* Treść zadania
Przepisz wiersze od tego, który zawiera „Patent image size: (1045, 833).”, aż do ostatniego wiersza włącznie, zastępując „stackable chairs” wyrażeniem „folding chairs”. Wszystko inne pozostaw bez zmian.

* Fragmenty danych

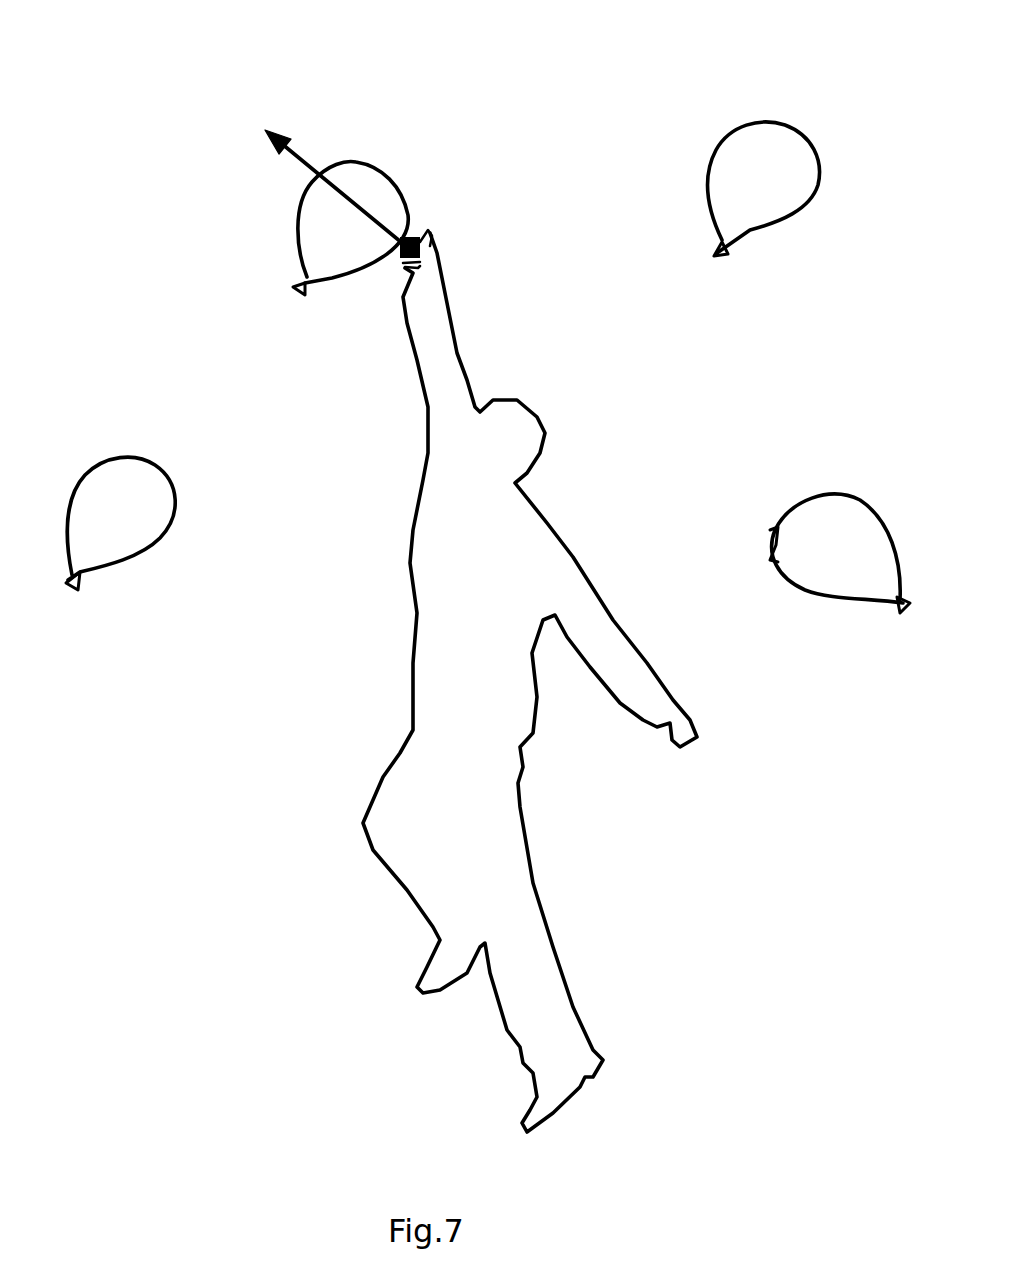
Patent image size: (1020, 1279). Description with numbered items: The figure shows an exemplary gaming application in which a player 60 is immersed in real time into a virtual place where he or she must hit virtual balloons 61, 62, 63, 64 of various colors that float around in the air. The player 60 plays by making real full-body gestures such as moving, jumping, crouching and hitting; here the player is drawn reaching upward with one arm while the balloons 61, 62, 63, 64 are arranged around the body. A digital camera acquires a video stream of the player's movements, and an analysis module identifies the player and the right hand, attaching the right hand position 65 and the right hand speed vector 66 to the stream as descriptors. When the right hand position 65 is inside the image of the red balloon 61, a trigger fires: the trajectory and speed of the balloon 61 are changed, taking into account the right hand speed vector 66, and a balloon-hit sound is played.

The player 60 is at (520, 597).
The red balloon 61 is at (353, 257).
The virtual balloon 62 is at (115, 558).
The virtual balloon 63 is at (747, 233).
The virtual balloon 64 is at (847, 597).
The right hand position 65 is at (423, 233).
The right hand speed vector 66 is at (293, 135).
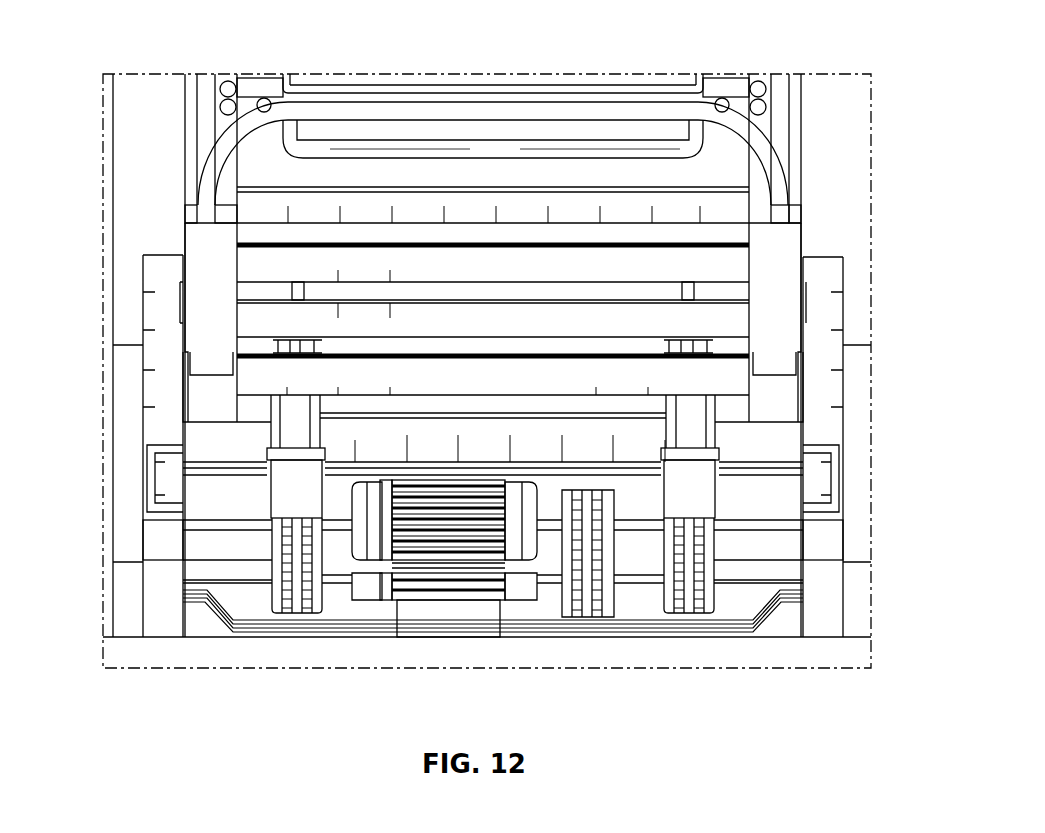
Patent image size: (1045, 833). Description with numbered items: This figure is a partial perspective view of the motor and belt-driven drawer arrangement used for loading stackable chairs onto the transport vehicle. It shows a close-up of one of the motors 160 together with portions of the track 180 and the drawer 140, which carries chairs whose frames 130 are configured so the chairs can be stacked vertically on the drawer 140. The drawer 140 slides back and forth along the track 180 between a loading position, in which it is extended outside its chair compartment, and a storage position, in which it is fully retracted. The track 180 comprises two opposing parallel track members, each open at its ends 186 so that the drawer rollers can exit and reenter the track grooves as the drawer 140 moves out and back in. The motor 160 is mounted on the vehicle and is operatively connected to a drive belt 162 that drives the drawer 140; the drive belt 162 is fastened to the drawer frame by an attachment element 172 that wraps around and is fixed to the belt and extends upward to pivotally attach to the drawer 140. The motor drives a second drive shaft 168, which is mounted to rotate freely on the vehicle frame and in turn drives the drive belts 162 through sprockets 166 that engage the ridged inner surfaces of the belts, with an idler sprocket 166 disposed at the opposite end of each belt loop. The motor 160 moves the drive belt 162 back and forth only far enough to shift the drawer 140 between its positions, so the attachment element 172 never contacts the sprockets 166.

The frame 130 is at (257, 118).
The drawer 140 is at (203, 250).
The track 180 is at (162, 347).
The attachment element 172 is at (285, 402).
The open end 186 is at (158, 489).
The drive belt 162 is at (285, 493).
The sprocket 166 is at (285, 605).
The motor 160 is at (373, 605).
The second drive shaft 168 is at (240, 568).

* Odpowiedź
Patent image size: (1045, 833). Description with numbered items: This figure is a partial perspective view of the motor and belt-driven drawer arrangement used for loading folding chairs onto the transport vehicle. It shows a close-up of one of the motors 160 together with portions of the track 180 and the drawer 140, which carries chairs whose frames 130 are configured so the chairs can be stacked vertically on the drawer 140. The drawer 140 slides back and forth along the track 180 between a loading position, in which it is extended outside its chair compartment, and a storage position, in which it is fully retracted. The track 180 comprises two opposing parallel track members, each open at its ends 186 so that the drawer rollers can exit and reenter the track grooves as the drawer 140 moves out and back in. The motor 160 is mounted on the vehicle and is operatively connected to a drive belt 162 that drives the drawer 140; the drive belt 162 is fastened to the drawer frame by an attachment element 172 that wraps around and is fixed to the belt and extends upward to pivotally attach to the drawer 140. The motor drives a second drive shaft 168, which is mounted to rotate freely on the vehicle frame and in turn drives the drive belts 162 through sprockets 166 that engage the ridged inner surfaces of the belts, with an idler sprocket 166 disposed at the opposite end of each belt loop. The motor 160 moves the drive belt 162 back and forth only far enough to shift the drawer 140 between its positions, so the attachment element 172 never contacts the sprockets 166.

The frame 130 is at (257, 118).
The drawer 140 is at (203, 250).
The track 180 is at (162, 347).
The attachment element 172 is at (285, 402).
The open end 186 is at (158, 489).
The drive belt 162 is at (285, 493).
The sprocket 166 is at (285, 605).
The motor 160 is at (373, 605).
The second drive shaft 168 is at (240, 568).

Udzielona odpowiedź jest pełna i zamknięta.